=== Selected extract ===

=== Section Start ===

Take care and remember we are always here for you xx

ElizabethJane
09-05-10, 20:30
Hi Quiet Lift I'm sorry that you are experiencing difficulties at the moment. It is also hard when we are in the role of looking after our parents. I remember this happening to me with my mum and now my Dad is eighty one and not in the best of health. That is hard when we want somebody to mother or look after us too. Do not write off the mental health services. When we are depressed we tend to look at things negatively so decisions will be clouded and the outlook will seem to be grim. If you see a psychiatrist talk to him/her about your concerns about your medication. I was on cymbalta/duloxetine too. There are many other anti depressants that could be used or an increase in the dose could be the answer. Maybe another drug added in might help? I remember going through a particularily bad patch. I struggled for ages going back and forth to my GP who would not increase my meds. I hadn't seen a psychiatrist for three years because mine had retired. I eventually saw Dr J and he upped all my meds and arranged to see me regularily again. I had left making that step to ask for help far too long. Maybe should ask one of the mental health team that you are in touch with for some extra help. I hope you begin to feel better soon. EJ

Quiet-Lift
09-05-10, 21:44
Hello ElizabethJane

Thankyou for your response and your advice. I do see a psychiatrist but because of recent changes to Mental Health Services in my area, he is relatively new and I've only seen him once. On that occasion I told him I was OK and we arranged another appointment for July.

=== Section End ===

=== Set of tasks ===
1) Answer these about the forum thread:
(a) How old is ElizabethJane's dad?
(b) Which antidepressant does ElizabethJane say she was on?
(c) For what month did Quiet-Lift arrange another appointment with the psychiatrist?
2) Copy the forum thread word for word, starting at "Thankyou for your" and running down to "appointment for July.".

(Data extracted from a collection)

=== Section Start ===

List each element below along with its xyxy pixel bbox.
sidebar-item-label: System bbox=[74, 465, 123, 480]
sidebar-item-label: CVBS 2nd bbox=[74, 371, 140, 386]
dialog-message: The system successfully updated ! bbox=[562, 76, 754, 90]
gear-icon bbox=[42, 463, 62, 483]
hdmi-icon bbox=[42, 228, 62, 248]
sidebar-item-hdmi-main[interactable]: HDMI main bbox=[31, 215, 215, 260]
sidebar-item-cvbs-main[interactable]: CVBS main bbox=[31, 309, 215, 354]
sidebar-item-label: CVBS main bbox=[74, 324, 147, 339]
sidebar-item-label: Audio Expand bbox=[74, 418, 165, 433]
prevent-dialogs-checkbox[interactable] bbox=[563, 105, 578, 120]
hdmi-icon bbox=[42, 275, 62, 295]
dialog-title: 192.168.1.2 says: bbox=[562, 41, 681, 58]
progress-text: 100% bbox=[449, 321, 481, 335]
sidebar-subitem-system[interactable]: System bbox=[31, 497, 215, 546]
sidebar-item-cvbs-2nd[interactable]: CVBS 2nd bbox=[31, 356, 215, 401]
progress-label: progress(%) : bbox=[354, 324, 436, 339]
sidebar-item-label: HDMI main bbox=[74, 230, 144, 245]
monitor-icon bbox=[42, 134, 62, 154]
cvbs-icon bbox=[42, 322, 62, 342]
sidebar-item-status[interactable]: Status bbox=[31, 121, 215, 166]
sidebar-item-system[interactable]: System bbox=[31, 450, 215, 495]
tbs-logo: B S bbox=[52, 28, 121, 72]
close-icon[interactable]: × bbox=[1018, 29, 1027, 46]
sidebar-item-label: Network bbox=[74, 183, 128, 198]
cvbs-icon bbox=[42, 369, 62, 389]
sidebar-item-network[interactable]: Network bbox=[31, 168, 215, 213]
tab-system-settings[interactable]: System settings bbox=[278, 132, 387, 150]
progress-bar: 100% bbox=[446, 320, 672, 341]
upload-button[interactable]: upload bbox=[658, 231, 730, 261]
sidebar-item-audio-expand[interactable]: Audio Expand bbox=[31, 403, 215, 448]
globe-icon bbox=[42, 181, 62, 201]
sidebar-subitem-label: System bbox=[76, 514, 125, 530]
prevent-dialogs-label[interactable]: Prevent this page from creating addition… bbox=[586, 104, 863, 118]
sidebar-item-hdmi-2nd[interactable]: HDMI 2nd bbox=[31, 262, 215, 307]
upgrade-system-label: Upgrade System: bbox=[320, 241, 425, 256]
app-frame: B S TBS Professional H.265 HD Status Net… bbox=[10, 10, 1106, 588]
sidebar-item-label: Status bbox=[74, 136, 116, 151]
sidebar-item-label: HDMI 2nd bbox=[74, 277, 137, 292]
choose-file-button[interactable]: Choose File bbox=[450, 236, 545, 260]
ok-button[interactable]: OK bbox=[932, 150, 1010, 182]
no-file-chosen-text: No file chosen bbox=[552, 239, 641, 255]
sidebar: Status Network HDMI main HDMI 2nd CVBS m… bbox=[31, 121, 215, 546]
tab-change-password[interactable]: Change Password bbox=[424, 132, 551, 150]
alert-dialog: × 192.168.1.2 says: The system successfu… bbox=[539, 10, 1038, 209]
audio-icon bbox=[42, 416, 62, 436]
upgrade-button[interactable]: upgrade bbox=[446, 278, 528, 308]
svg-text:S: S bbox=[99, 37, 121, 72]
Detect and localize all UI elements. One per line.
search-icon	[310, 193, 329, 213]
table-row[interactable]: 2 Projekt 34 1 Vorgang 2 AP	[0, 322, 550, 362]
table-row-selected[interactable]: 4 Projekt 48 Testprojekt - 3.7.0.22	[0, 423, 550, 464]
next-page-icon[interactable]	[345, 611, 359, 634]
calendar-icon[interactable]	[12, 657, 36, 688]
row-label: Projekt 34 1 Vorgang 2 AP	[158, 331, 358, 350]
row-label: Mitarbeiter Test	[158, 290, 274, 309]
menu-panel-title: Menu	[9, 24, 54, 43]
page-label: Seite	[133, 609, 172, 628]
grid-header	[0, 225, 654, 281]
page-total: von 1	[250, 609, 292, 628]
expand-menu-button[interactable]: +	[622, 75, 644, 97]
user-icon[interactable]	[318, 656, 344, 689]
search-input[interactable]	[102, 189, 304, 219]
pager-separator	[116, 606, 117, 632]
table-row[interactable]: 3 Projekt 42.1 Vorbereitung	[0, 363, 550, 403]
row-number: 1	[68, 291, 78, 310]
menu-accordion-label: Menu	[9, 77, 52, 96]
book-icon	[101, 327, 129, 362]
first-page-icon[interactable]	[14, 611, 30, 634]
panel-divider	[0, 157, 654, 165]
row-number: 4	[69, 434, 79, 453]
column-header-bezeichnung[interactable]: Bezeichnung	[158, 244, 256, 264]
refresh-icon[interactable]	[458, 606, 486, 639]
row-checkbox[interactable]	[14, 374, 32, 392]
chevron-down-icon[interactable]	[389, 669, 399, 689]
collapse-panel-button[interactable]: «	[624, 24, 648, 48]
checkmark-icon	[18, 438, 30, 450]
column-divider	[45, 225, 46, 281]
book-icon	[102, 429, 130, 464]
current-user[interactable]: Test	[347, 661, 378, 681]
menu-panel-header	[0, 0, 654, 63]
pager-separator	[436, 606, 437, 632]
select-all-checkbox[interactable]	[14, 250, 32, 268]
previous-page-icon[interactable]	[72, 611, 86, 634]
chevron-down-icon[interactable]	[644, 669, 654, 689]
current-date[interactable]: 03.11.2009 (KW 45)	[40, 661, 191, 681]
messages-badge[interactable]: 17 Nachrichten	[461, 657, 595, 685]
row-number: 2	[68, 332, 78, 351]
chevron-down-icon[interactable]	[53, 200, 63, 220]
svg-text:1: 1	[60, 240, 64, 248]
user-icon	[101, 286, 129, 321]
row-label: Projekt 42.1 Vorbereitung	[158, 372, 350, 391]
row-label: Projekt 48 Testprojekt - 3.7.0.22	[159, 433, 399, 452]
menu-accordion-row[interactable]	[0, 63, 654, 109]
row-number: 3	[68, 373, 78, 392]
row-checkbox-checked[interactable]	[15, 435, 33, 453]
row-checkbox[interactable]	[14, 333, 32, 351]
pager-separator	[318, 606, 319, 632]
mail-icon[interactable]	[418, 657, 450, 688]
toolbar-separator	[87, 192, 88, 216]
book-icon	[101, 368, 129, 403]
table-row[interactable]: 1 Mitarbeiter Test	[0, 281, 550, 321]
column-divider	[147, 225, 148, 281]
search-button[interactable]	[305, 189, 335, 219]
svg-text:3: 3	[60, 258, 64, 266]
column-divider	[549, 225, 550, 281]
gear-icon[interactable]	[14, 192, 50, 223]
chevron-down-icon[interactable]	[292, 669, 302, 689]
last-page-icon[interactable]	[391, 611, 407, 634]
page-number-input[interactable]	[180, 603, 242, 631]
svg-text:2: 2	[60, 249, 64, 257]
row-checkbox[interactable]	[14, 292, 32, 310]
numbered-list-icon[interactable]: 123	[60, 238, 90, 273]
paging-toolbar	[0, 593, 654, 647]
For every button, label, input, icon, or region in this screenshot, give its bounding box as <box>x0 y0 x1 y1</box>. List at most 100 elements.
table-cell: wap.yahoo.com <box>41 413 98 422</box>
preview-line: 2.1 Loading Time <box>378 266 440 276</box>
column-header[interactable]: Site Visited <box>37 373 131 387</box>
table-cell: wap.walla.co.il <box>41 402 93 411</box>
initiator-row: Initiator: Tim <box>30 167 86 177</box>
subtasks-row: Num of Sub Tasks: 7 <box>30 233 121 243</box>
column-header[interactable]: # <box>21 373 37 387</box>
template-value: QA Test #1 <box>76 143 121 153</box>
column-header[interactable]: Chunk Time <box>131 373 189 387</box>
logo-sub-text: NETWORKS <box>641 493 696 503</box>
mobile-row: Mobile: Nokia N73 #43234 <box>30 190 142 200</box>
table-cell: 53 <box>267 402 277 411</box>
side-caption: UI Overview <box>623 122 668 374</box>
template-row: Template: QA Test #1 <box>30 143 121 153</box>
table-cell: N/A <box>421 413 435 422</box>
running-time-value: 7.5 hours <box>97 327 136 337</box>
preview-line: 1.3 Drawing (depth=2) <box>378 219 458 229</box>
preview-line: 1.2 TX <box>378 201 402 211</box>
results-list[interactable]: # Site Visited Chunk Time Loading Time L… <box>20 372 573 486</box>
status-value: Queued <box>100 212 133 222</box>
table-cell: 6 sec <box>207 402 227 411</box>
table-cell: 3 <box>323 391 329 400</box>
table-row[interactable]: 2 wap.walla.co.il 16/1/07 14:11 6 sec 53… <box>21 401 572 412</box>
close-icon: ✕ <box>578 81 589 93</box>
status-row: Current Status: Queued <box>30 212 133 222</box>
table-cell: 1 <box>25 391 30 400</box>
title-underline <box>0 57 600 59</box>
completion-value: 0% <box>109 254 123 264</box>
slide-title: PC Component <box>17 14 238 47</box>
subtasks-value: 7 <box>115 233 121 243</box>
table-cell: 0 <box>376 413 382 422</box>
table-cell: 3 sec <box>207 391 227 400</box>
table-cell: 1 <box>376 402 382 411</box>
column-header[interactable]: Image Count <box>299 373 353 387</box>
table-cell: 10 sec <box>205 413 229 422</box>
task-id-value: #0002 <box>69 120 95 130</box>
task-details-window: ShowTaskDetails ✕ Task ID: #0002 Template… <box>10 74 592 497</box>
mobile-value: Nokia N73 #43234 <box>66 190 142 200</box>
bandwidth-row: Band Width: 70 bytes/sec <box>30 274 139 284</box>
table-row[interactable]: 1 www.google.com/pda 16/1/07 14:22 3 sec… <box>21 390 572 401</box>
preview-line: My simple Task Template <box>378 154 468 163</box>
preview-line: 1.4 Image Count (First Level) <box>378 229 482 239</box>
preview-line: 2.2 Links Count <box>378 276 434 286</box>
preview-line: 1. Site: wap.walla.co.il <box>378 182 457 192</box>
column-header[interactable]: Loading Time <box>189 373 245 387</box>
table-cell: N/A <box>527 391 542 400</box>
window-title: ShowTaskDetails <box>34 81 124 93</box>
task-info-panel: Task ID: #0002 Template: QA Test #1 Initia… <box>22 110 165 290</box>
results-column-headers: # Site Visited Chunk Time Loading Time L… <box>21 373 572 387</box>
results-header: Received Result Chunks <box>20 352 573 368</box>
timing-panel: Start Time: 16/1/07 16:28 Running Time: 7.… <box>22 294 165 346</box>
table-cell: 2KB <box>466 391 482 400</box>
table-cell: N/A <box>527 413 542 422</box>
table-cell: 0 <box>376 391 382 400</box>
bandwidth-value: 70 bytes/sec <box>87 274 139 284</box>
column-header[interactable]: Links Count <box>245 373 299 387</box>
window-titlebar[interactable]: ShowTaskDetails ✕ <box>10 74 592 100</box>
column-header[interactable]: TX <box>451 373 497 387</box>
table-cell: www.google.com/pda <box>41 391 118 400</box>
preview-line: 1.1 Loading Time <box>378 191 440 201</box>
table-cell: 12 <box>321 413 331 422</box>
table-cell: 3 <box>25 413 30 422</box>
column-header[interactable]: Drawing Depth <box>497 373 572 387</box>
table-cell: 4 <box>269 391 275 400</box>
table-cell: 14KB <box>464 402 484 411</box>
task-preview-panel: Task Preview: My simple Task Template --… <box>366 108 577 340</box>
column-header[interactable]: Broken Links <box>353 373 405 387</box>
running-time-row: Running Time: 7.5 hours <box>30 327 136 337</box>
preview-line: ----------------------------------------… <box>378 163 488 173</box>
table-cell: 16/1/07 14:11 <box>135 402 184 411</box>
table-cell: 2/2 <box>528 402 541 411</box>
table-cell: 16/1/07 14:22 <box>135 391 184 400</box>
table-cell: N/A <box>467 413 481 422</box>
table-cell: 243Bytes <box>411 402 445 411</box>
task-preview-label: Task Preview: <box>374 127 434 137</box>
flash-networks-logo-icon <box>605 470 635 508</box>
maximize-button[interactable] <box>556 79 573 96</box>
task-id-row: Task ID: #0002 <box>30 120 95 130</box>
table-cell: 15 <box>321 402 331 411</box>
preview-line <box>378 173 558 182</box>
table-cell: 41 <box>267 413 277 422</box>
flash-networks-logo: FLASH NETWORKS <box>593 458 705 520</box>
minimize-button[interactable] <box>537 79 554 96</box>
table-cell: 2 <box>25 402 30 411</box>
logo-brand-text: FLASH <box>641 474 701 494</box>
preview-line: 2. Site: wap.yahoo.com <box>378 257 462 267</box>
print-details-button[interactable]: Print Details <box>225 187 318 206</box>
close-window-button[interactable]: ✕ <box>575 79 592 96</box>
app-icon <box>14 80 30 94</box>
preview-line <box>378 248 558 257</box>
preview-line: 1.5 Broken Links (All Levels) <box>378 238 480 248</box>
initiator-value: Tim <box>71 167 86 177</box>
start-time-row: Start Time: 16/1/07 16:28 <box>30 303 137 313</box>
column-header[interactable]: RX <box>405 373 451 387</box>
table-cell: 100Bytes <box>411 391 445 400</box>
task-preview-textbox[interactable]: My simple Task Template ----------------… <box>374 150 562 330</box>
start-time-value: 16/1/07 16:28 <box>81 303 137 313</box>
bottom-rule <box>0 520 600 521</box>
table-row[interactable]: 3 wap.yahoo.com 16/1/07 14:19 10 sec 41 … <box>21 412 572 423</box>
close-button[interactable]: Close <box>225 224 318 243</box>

=== Section End ===

=== Written answers ===
1)
(a) Eighty-one
(b) Cymbalta/duloxetine
(c) July

2)
Thankyou for your response and your advice. I do see a psychiatrist but because of recent changes to Mental Health Services in my area, he is relatively new and I've only seen him once. On that occasion I told him I was OK and we arranged another appointment for July.